• **YOUR GOAL**
Write the records out again exactly, leaving no images in.

----- RECORDS TO PROCESS

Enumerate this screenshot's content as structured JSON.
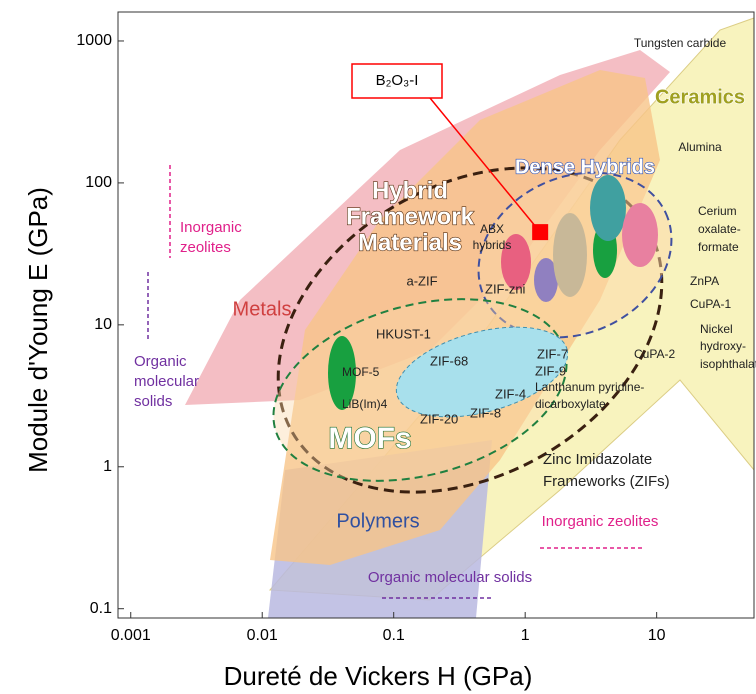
{
  "chart_data": {
    "type": "scatter",
    "x_label": "Dureté de Vickers H (GPa)",
    "y_label": "Module d'Young E (GPa)",
    "x": [
      1.3
    ],
    "series": [
      {
        "name": "B₂O₃-I",
        "color": "#ff0000",
        "values": [
          45
        ]
      }
    ],
    "xlim": [
      0.0008,
      55
    ],
    "ylim": [
      0.086,
      1600
    ],
    "xticks": [
      0.001,
      0.01,
      0.1,
      1,
      10
    ],
    "yticks": [
      0.1,
      1,
      10,
      100,
      1000
    ],
    "log_x": true,
    "log_y": true,
    "grid": false,
    "annotations": [
      "Metals",
      "Ceramics",
      "Polymers",
      "MOFs",
      "Hybrid",
      "Framework",
      "Materials",
      "Dense Hybrids",
      "Inorganic",
      "zeolites",
      "Organic",
      "molecular",
      "solids",
      "Inorganic zeolites",
      "Organic molecular solids",
      "Tungsten carbide",
      "Alumina",
      "Cerium",
      "oxalate-",
      "formate",
      "ZnPA",
      "CuPA-1",
      "Nickel",
      "hydroxy-",
      "isophthalate",
      "CuPA-2",
      "Lanthanum pyridine-",
      "dicarboxylate",
      "Zinc Imidazolate",
      "Frameworks (ZIFs)",
      "a-ZIF",
      "ZIF-zni",
      "HKUST-1",
      "ZIF-7",
      "ZIF-9",
      "ZIF-68",
      "ZIF-4",
      "ZIF-20",
      "ZIF-8",
      "LiB(Im)4",
      "MOF-5",
      "ABX",
      "hybrids"
    ]
  }
}
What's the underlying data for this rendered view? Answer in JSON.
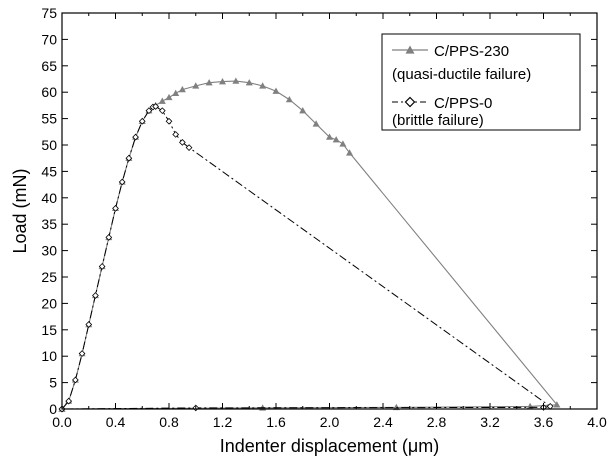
{
  "chart_data": {
    "type": "line",
    "title": "",
    "xlabel": "Indenter displacement (μm)",
    "ylabel": "Load (mN)",
    "xlim": [
      0.0,
      4.0
    ],
    "ylim": [
      0,
      75
    ],
    "xticks": [
      "0.0",
      "0.4",
      "0.8",
      "1.2",
      "1.6",
      "2.0",
      "2.4",
      "2.8",
      "3.2",
      "3.6",
      "4.0"
    ],
    "yticks": [
      "0",
      "5",
      "10",
      "15",
      "20",
      "25",
      "30",
      "35",
      "40",
      "45",
      "50",
      "55",
      "60",
      "65",
      "70",
      "75"
    ],
    "grid": false,
    "legend_position": "top-right",
    "series": [
      {
        "name": "C/PPS-230",
        "legend_note": "(quasi-ductile failure)",
        "color": "#808080",
        "marker": "triangle",
        "line_style": "solid",
        "points": [
          [
            0.0,
            0.0
          ],
          [
            0.05,
            1.5
          ],
          [
            0.1,
            5.5
          ],
          [
            0.15,
            10.5
          ],
          [
            0.2,
            16.0
          ],
          [
            0.25,
            21.5
          ],
          [
            0.3,
            27.0
          ],
          [
            0.35,
            32.5
          ],
          [
            0.4,
            38.0
          ],
          [
            0.45,
            43.0
          ],
          [
            0.5,
            47.5
          ],
          [
            0.55,
            51.5
          ],
          [
            0.6,
            54.5
          ],
          [
            0.65,
            56.5
          ],
          [
            0.7,
            57.5
          ],
          [
            0.75,
            58.3
          ],
          [
            0.8,
            59.0
          ],
          [
            0.85,
            59.8
          ],
          [
            0.9,
            60.5
          ],
          [
            1.0,
            61.2
          ],
          [
            1.1,
            61.8
          ],
          [
            1.2,
            62.0
          ],
          [
            1.3,
            62.1
          ],
          [
            1.4,
            61.8
          ],
          [
            1.5,
            61.2
          ],
          [
            1.6,
            60.2
          ],
          [
            1.7,
            58.6
          ],
          [
            1.8,
            56.5
          ],
          [
            1.9,
            54.0
          ],
          [
            2.0,
            51.5
          ],
          [
            2.05,
            51.0
          ],
          [
            2.1,
            50.2
          ],
          [
            2.15,
            48.5
          ],
          [
            3.7,
            0.8
          ],
          [
            3.5,
            0.5
          ],
          [
            2.5,
            0.3
          ],
          [
            1.5,
            0.2
          ],
          [
            0.0,
            0.0
          ]
        ]
      },
      {
        "name": "C/PPS-0",
        "legend_note": "(brittle failure)",
        "color": "#000000",
        "marker": "diamond-open",
        "line_style": "dash-dot",
        "points": [
          [
            0.0,
            0.0
          ],
          [
            0.05,
            1.5
          ],
          [
            0.1,
            5.5
          ],
          [
            0.15,
            10.5
          ],
          [
            0.2,
            16.0
          ],
          [
            0.25,
            21.5
          ],
          [
            0.3,
            27.0
          ],
          [
            0.35,
            32.5
          ],
          [
            0.4,
            38.0
          ],
          [
            0.45,
            43.0
          ],
          [
            0.5,
            47.5
          ],
          [
            0.55,
            51.5
          ],
          [
            0.6,
            54.5
          ],
          [
            0.65,
            56.5
          ],
          [
            0.68,
            57.2
          ],
          [
            0.7,
            57.3
          ],
          [
            0.75,
            56.5
          ],
          [
            0.8,
            54.5
          ],
          [
            0.85,
            52.0
          ],
          [
            0.9,
            50.5
          ],
          [
            0.95,
            49.5
          ],
          [
            3.65,
            0.5
          ],
          [
            3.6,
            0.3
          ],
          [
            1.0,
            0.2
          ],
          [
            0.0,
            0.0
          ]
        ]
      }
    ]
  }
}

----------

• **RESULT**
Enumerate this screenshot's content as structured JSON.
{
  "chart_data": {
    "type": "scatter",
    "x_label": "Dureté de Vickers H (GPa)",
    "y_label": "Module d'Young E (GPa)",
    "x": [
      1.3
    ],
    "series": [
      {
        "name": "B₂O₃-I",
        "color": "#ff0000",
        "values": [
          45
        ]
      }
    ],
    "xlim": [
      0.0008,
      55
    ],
    "ylim": [
      0.086,
      1600
    ],
    "xticks": [
      0.001,
      0.01,
      0.1,
      1,
      10
    ],
    "yticks": [
      0.1,
      1,
      10,
      100,
      1000
    ],
    "log_x": true,
    "log_y": true,
    "grid": false,
    "annotations": [
      "Metals",
      "Ceramics",
      "Polymers",
      "MOFs",
      "Hybrid",
      "Framework",
      "Materials",
      "Dense Hybrids",
      "Inorganic",
      "zeolites",
      "Organic",
      "molecular",
      "solids",
      "Inorganic zeolites",
      "Organic molecular solids",
      "Tungsten carbide",
      "Alumina",
      "Cerium",
      "oxalate-",
      "formate",
      "ZnPA",
      "CuPA-1",
      "Nickel",
      "hydroxy-",
      "isophthalate",
      "CuPA-2",
      "Lanthanum pyridine-",
      "dicarboxylate",
      "Zinc Imidazolate",
      "Frameworks (ZIFs)",
      "a-ZIF",
      "ZIF-zni",
      "HKUST-1",
      "ZIF-7",
      "ZIF-9",
      "ZIF-68",
      "ZIF-4",
      "ZIF-20",
      "ZIF-8",
      "LiB(Im)4",
      "MOF-5",
      "ABX",
      "hybrids"
    ]
  }
}
What's the underlying data for this rendered view? Answer in JSON.
{
  "chart_data": {
    "type": "line",
    "title": "",
    "xlabel": "Indenter displacement (μm)",
    "ylabel": "Load (mN)",
    "xlim": [
      0.0,
      4.0
    ],
    "ylim": [
      0,
      75
    ],
    "xticks": [
      "0.0",
      "0.4",
      "0.8",
      "1.2",
      "1.6",
      "2.0",
      "2.4",
      "2.8",
      "3.2",
      "3.6",
      "4.0"
    ],
    "yticks": [
      "0",
      "5",
      "10",
      "15",
      "20",
      "25",
      "30",
      "35",
      "40",
      "45",
      "50",
      "55",
      "60",
      "65",
      "70",
      "75"
    ],
    "grid": false,
    "legend_position": "top-right",
    "series": [
      {
        "name": "C/PPS-230",
        "legend_note": "(quasi-ductile failure)",
        "color": "#808080",
        "marker": "triangle",
        "line_style": "solid",
        "points": [
          [
            0.0,
            0.0
          ],
          [
            0.05,
            1.5
          ],
          [
            0.1,
            5.5
          ],
          [
            0.15,
            10.5
          ],
          [
            0.2,
            16.0
          ],
          [
            0.25,
            21.5
          ],
          [
            0.3,
            27.0
          ],
          [
            0.35,
            32.5
          ],
          [
            0.4,
            38.0
          ],
          [
            0.45,
            43.0
          ],
          [
            0.5,
            47.5
          ],
          [
            0.55,
            51.5
          ],
          [
            0.6,
            54.5
          ],
          [
            0.65,
            56.5
          ],
          [
            0.7,
            57.5
          ],
          [
            0.75,
            58.3
          ],
          [
            0.8,
            59.0
          ],
          [
            0.85,
            59.8
          ],
          [
            0.9,
            60.5
          ],
          [
            1.0,
            61.2
          ],
          [
            1.1,
            61.8
          ],
          [
            1.2,
            62.0
          ],
          [
            1.3,
            62.1
          ],
          [
            1.4,
            61.8
          ],
          [
            1.5,
            61.2
          ],
          [
            1.6,
            60.2
          ],
          [
            1.7,
            58.6
          ],
          [
            1.8,
            56.5
          ],
          [
            1.9,
            54.0
          ],
          [
            2.0,
            51.5
          ],
          [
            2.05,
            51.0
          ],
          [
            2.1,
            50.2
          ],
          [
            2.15,
            48.5
          ],
          [
            3.7,
            0.8
          ],
          [
            3.5,
            0.5
          ],
          [
            2.5,
            0.3
          ],
          [
            1.5,
            0.2
          ],
          [
            0.0,
            0.0
          ]
        ]
      },
      {
        "name": "C/PPS-0",
        "legend_note": "(brittle failure)",
        "color": "#000000",
        "marker": "diamond-open",
        "line_style": "dash-dot",
        "points": [
          [
            0.0,
            0.0
          ],
          [
            0.05,
            1.5
          ],
          [
            0.1,
            5.5
          ],
          [
            0.15,
            10.5
          ],
          [
            0.2,
            16.0
          ],
          [
            0.25,
            21.5
          ],
          [
            0.3,
            27.0
          ],
          [
            0.35,
            32.5
          ],
          [
            0.4,
            38.0
          ],
          [
            0.45,
            43.0
          ],
          [
            0.5,
            47.5
          ],
          [
            0.55,
            51.5
          ],
          [
            0.6,
            54.5
          ],
          [
            0.65,
            56.5
          ],
          [
            0.68,
            57.2
          ],
          [
            0.7,
            57.3
          ],
          [
            0.75,
            56.5
          ],
          [
            0.8,
            54.5
          ],
          [
            0.85,
            52.0
          ],
          [
            0.9,
            50.5
          ],
          [
            0.95,
            49.5
          ],
          [
            3.65,
            0.5
          ],
          [
            3.6,
            0.3
          ],
          [
            1.0,
            0.2
          ],
          [
            0.0,
            0.0
          ]
        ]
      }
    ]
  }
}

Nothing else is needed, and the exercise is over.